═══ Information shown

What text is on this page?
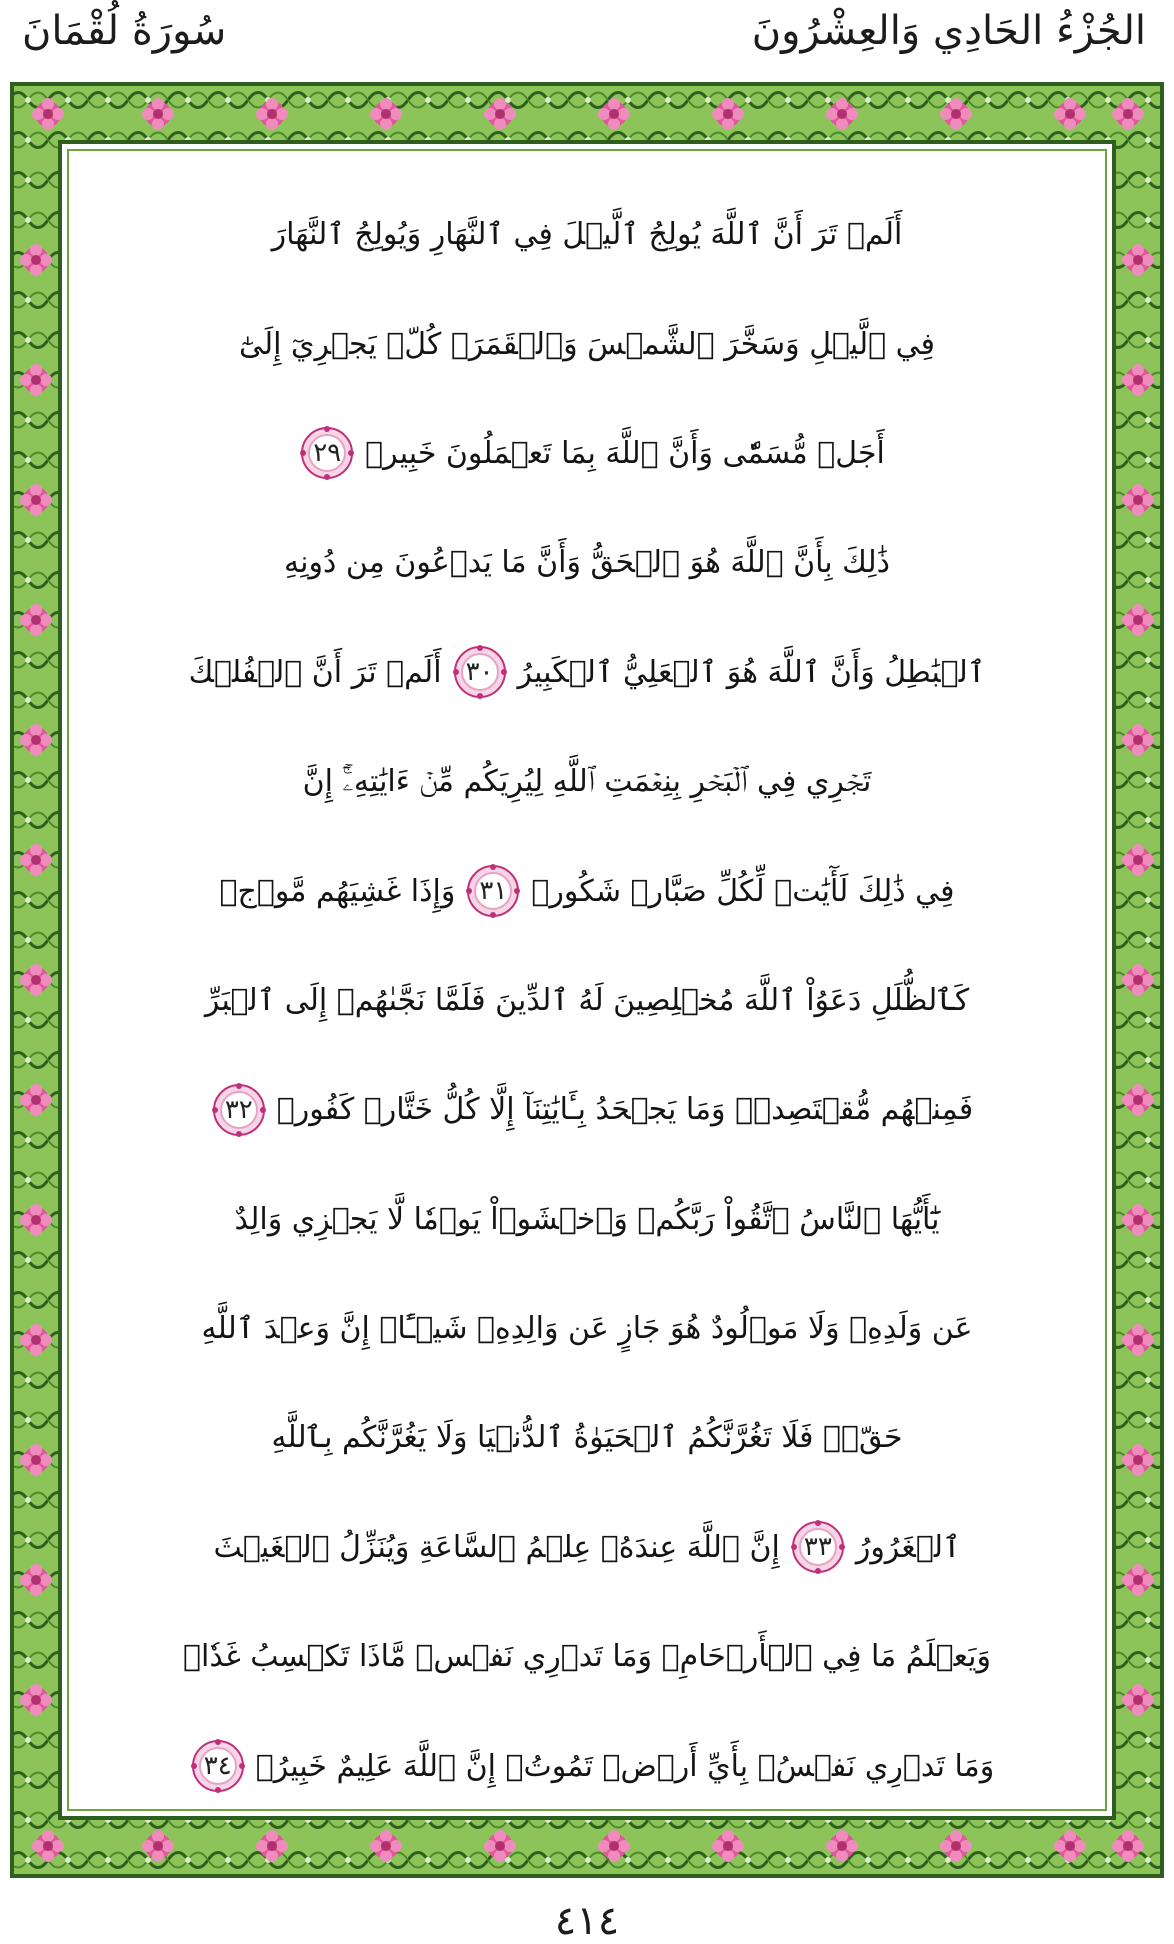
الجُزْءُ الحَادِي وَالعِشْرُونَ
سُورَةُ لُقْمَانَ
أَلَمۡ تَرَ أَنَّ ٱللَّهَ يُولِجُ ٱلَّيۡلَ فِي ٱلنَّهَارِ وَيُولِجُ ٱلنَّهَارَ
فِي ٱلَّيۡلِ وَسَخَّرَ ٱلشَّمۡسَ وَٱلۡقَمَرَۖ كُلّٞ يَجۡرِيٓ إِلَىٰٓ
أَجَلٖ مُّسَمّٗى وَأَنَّ ٱللَّهَ بِمَا تَعۡمَلُونَ خَبِيرٞ
٢٩
ذَٰلِكَ بِأَنَّ ٱللَّهَ هُوَ ٱلۡحَقُّ وَأَنَّ مَا يَدۡعُونَ مِن دُونِهِ
ٱلۡبَٰطِلُ وَأَنَّ ٱللَّهَ هُوَ ٱلۡعَلِيُّ ٱلۡكَبِيرُ
٣٠
أَلَمۡ تَرَ أَنَّ ٱلۡفُلۡكَ
تَجۡرِي فِي ٱلۡبَحۡرِ بِنِعۡمَتِ ٱللَّهِ لِيُرِيَكُم مِّنۡ ءَايَٰتِهِۦٓۚ إِنَّ
فِي ذَٰلِكَ لَأٓيَٰتٖ لِّكُلِّ صَبَّارٖ شَكُورٖ
٣١
وَإِذَا غَشِيَهُم مَّوۡجٞ
كَٱلظُّلَلِ دَعَوُاْ ٱللَّهَ مُخۡلِصِينَ لَهُ ٱلدِّينَ فَلَمَّا نَجَّىٰهُمۡ إِلَى ٱلۡبَرِّ
فَمِنۡهُم مُّقۡتَصِدٞۚ وَمَا يَجۡحَدُ بِـَٔايَٰتِنَآ إِلَّا كُلُّ خَتَّارٖ كَفُورٖ
٣٢
يَٰٓأَيُّهَا ٱلنَّاسُ ٱتَّقُواْ رَبَّكُمۡ وَٱخۡشَوۡاْ يَوۡمٗا لَّا يَجۡزِي وَالِدٌ
عَن وَلَدِهِۦ وَلَا مَوۡلُودٌ هُوَ جَازٍ عَن وَالِدِهِۦ شَيۡـًٔاۚ إِنَّ وَعۡدَ ٱللَّهِ
حَقّٞۖ فَلَا تَغُرَّنَّكُمُ ٱلۡحَيَوٰةُ ٱلدُّنۡيَا وَلَا يَغُرَّنَّكُم بِٱللَّهِ
ٱلۡغَرُورُ
٣٣
إِنَّ ٱللَّهَ عِندَهُۥ عِلۡمُ ٱلسَّاعَةِ وَيُنَزِّلُ ٱلۡغَيۡثَ
وَيَعۡلَمُ مَا فِي ٱلۡأَرۡحَامِۖ وَمَا تَدۡرِي نَفۡسٞ مَّاذَا تَكۡسِبُ غَدٗاۖ
وَمَا تَدۡرِي نَفۡسُۢ بِأَيِّ أَرۡضٖ تَمُوتُۚ إِنَّ ٱللَّهَ عَلِيمٌ خَبِيرُۢ
٣٤
٤١٤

══════

Problem to work on :: Every entry must be transcribed exactly. Pictures do not belong in the copy.

Solution for this task ::
What text is on this page?
الجُزْءُ الحَادِي وَالعِشْرُونَ
سُورَةُ لُقْمَانَ
أَلَمۡ تَرَ أَنَّ ٱللَّهَ يُولِجُ ٱلَّيۡلَ فِي ٱلنَّهَارِ وَيُولِجُ ٱلنَّهَارَ
فِي ٱلَّيۡلِ وَسَخَّرَ ٱلشَّمۡسَ وَٱلۡقَمَرَۖ كُلّٞ يَجۡرِيٓ إِلَىٰٓ
أَجَلٖ مُّسَمّٗى وَأَنَّ ٱللَّهَ بِمَا تَعۡمَلُونَ خَبِيرٞ
٢٩
ذَٰلِكَ بِأَنَّ ٱللَّهَ هُوَ ٱلۡحَقُّ وَأَنَّ مَا يَدۡعُونَ مِن دُونِهِ
ٱلۡبَٰطِلُ وَأَنَّ ٱللَّهَ هُوَ ٱلۡعَلِيُّ ٱلۡكَبِيرُ
٣٠
أَلَمۡ تَرَ أَنَّ ٱلۡفُلۡكَ
تَجۡرِي فِي ٱلۡبَحۡرِ بِنِعۡمَتِ ٱللَّهِ لِيُرِيَكُم مِّنۡ ءَايَٰتِهِۦٓۚ إِنَّ
فِي ذَٰلِكَ لَأٓيَٰتٖ لِّكُلِّ صَبَّارٖ شَكُورٖ
٣١
وَإِذَا غَشِيَهُم مَّوۡجٞ
كَٱلظُّلَلِ دَعَوُاْ ٱللَّهَ مُخۡلِصِينَ لَهُ ٱلدِّينَ فَلَمَّا نَجَّىٰهُمۡ إِلَى ٱلۡبَرِّ
فَمِنۡهُم مُّقۡتَصِدٞۚ وَمَا يَجۡحَدُ بِـَٔايَٰتِنَآ إِلَّا كُلُّ خَتَّارٖ كَفُورٖ
٣٢
يَٰٓأَيُّهَا ٱلنَّاسُ ٱتَّقُواْ رَبَّكُمۡ وَٱخۡشَوۡاْ يَوۡمٗا لَّا يَجۡزِي وَالِدٌ
عَن وَلَدِهِۦ وَلَا مَوۡلُودٌ هُوَ جَازٍ عَن وَالِدِهِۦ شَيۡـًٔاۚ إِنَّ وَعۡدَ ٱللَّهِ
حَقّٞۖ فَلَا تَغُرَّنَّكُمُ ٱلۡحَيَوٰةُ ٱلدُّنۡيَا وَلَا يَغُرَّنَّكُم بِٱللَّهِ
ٱلۡغَرُورُ
٣٣
إِنَّ ٱللَّهَ عِندَهُۥ عِلۡمُ ٱلسَّاعَةِ وَيُنَزِّلُ ٱلۡغَيۡثَ
وَيَعۡلَمُ مَا فِي ٱلۡأَرۡحَامِۖ وَمَا تَدۡرِي نَفۡسٞ مَّاذَا تَكۡسِبُ غَدٗاۖ
وَمَا تَدۡرِي نَفۡسُۢ بِأَيِّ أَرۡضٖ تَمُوتُۚ إِنَّ ٱللَّهَ عَلِيمٌ خَبِيرُۢ
٣٤
٤١٤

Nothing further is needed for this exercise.